§ **Supplied records**:
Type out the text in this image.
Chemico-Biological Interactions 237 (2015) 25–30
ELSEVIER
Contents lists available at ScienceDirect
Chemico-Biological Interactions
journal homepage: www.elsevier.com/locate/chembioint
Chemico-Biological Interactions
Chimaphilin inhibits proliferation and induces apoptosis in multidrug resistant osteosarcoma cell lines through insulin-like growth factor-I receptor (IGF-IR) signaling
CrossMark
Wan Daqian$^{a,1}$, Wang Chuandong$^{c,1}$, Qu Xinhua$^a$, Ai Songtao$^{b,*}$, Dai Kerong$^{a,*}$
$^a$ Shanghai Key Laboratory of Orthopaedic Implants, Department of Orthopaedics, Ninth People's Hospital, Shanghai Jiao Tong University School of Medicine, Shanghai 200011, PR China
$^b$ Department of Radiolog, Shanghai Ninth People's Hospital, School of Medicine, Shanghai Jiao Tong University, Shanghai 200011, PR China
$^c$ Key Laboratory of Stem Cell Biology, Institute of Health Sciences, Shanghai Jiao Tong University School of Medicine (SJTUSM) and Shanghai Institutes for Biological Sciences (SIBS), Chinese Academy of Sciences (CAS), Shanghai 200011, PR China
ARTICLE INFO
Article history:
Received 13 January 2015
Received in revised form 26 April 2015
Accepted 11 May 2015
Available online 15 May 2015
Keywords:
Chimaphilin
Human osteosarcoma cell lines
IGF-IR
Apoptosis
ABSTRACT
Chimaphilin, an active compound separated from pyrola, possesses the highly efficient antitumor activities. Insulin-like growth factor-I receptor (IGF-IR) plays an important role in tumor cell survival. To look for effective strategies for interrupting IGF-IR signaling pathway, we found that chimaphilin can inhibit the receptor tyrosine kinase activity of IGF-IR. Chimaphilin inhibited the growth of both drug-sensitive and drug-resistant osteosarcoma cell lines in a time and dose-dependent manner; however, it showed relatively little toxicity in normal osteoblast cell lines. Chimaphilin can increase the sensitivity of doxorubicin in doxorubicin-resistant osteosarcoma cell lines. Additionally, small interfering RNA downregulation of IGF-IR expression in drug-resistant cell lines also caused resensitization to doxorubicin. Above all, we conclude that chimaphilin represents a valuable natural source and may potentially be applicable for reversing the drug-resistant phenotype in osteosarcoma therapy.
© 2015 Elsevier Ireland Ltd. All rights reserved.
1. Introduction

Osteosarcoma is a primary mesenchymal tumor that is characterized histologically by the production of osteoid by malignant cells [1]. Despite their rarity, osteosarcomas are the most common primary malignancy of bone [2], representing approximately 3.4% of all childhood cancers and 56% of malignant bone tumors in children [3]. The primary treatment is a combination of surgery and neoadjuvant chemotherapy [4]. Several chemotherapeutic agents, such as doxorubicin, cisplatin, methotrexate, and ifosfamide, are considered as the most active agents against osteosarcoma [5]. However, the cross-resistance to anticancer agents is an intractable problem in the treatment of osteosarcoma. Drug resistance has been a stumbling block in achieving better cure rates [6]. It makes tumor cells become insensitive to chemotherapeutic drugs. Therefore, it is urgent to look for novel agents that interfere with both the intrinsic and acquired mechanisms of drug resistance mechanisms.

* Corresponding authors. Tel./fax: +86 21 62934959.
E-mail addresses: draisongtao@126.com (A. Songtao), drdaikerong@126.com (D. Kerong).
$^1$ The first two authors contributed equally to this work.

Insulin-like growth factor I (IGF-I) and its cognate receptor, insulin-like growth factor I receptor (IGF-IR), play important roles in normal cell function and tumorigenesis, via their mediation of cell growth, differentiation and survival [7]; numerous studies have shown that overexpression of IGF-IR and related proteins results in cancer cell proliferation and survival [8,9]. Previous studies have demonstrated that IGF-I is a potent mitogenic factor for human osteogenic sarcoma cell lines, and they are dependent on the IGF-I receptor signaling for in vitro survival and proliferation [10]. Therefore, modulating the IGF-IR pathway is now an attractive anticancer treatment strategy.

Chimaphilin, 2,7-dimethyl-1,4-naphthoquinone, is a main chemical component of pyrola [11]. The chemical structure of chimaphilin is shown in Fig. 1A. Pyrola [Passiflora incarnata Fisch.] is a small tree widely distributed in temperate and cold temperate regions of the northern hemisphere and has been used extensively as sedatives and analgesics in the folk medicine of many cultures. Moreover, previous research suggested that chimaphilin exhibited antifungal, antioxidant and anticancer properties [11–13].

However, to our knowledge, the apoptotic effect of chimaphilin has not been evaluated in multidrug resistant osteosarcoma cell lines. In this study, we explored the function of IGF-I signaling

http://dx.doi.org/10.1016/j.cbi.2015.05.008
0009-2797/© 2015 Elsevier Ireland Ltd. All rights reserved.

§ **Action item**:
Write the listing out again, matching every line exactly.

§ **Exercise solution**:
Type out the text in this image.
Chemico-Biological Interactions 237 (2015) 25–30
ELSEVIER
Contents lists available at ScienceDirect
Chemico-Biological Interactions
journal homepage: www.elsevier.com/locate/chembioint
Chemico-Biological Interactions
Chimaphilin inhibits proliferation and induces apoptosis in multidrug resistant osteosarcoma cell lines through insulin-like growth factor-I receptor (IGF-IR) signaling
CrossMark
Wan Daqian$^{a,1}$, Wang Chuandong$^{c,1}$, Qu Xinhua$^a$, Ai Songtao$^{b,*}$, Dai Kerong$^{a,*}$
$^a$ Shanghai Key Laboratory of Orthopaedic Implants, Department of Orthopaedics, Ninth People's Hospital, Shanghai Jiao Tong University School of Medicine, Shanghai 200011, PR China
$^b$ Department of Radiolog, Shanghai Ninth People's Hospital, School of Medicine, Shanghai Jiao Tong University, Shanghai 200011, PR China
$^c$ Key Laboratory of Stem Cell Biology, Institute of Health Sciences, Shanghai Jiao Tong University School of Medicine (SJTUSM) and Shanghai Institutes for Biological Sciences (SIBS), Chinese Academy of Sciences (CAS), Shanghai 200011, PR China
ARTICLE INFO
Article history:
Received 13 January 2015
Received in revised form 26 April 2015
Accepted 11 May 2015
Available online 15 May 2015
Keywords:
Chimaphilin
Human osteosarcoma cell lines
IGF-IR
Apoptosis
ABSTRACT
Chimaphilin, an active compound separated from pyrola, possesses the highly efficient antitumor activities. Insulin-like growth factor-I receptor (IGF-IR) plays an important role in tumor cell survival. To look for effective strategies for interrupting IGF-IR signaling pathway, we found that chimaphilin can inhibit the receptor tyrosine kinase activity of IGF-IR. Chimaphilin inhibited the growth of both drug-sensitive and drug-resistant osteosarcoma cell lines in a time and dose-dependent manner; however, it showed relatively little toxicity in normal osteoblast cell lines. Chimaphilin can increase the sensitivity of doxorubicin in doxorubicin-resistant osteosarcoma cell lines. Additionally, small interfering RNA downregulation of IGF-IR expression in drug-resistant cell lines also caused resensitization to doxorubicin. Above all, we conclude that chimaphilin represents a valuable natural source and may potentially be applicable for reversing the drug-resistant phenotype in osteosarcoma therapy.
© 2015 Elsevier Ireland Ltd. All rights reserved.
1. Introduction

Osteosarcoma is a primary mesenchymal tumor that is characterized histologically by the production of osteoid by malignant cells [1]. Despite their rarity, osteosarcomas are the most common primary malignancy of bone [2], representing approximately 3.4% of all childhood cancers and 56% of malignant bone tumors in children [3]. The primary treatment is a combination of surgery and neoadjuvant chemotherapy [4]. Several chemotherapeutic agents, such as doxorubicin, cisplatin, methotrexate, and ifosfamide, are considered as the most active agents against osteosarcoma [5]. However, the cross-resistance to anticancer agents is an intractable problem in the treatment of osteosarcoma. Drug resistance has been a stumbling block in achieving better cure rates [6]. It makes tumor cells become insensitive to chemotherapeutic drugs. Therefore, it is urgent to look for novel agents that interfere with both the intrinsic and acquired mechanisms of drug resistance mechanisms.

* Corresponding authors. Tel./fax: +86 21 62934959.
E-mail addresses: draisongtao@126.com (A. Songtao), drdaikerong@126.com (D. Kerong).
$^1$ The first two authors contributed equally to this work.

Insulin-like growth factor I (IGF-I) and its cognate receptor, insulin-like growth factor I receptor (IGF-IR), play important roles in normal cell function and tumorigenesis, via their mediation of cell growth, differentiation and survival [7]; numerous studies have shown that overexpression of IGF-IR and related proteins results in cancer cell proliferation and survival [8,9]. Previous studies have demonstrated that IGF-I is a potent mitogenic factor for human osteogenic sarcoma cell lines, and they are dependent on the IGF-I receptor signaling for in vitro survival and proliferation [10]. Therefore, modulating the IGF-IR pathway is now an attractive anticancer treatment strategy.

Chimaphilin, 2,7-dimethyl-1,4-naphthoquinone, is a main chemical component of pyrola [11]. The chemical structure of chimaphilin is shown in Fig. 1A. Pyrola [Passiflora incarnata Fisch.] is a small tree widely distributed in temperate and cold temperate regions of the northern hemisphere and has been used extensively as sedatives and analgesics in the folk medicine of many cultures. Moreover, previous research suggested that chimaphilin exhibited antifungal, antioxidant and anticancer properties [11–13].

However, to our knowledge, the apoptotic effect of chimaphilin has not been evaluated in multidrug resistant osteosarcoma cell lines. In this study, we explored the function of IGF-I signaling

http://dx.doi.org/10.1016/j.cbi.2015.05.008
0009-2797/© 2015 Elsevier Ireland Ltd. All rights reserved.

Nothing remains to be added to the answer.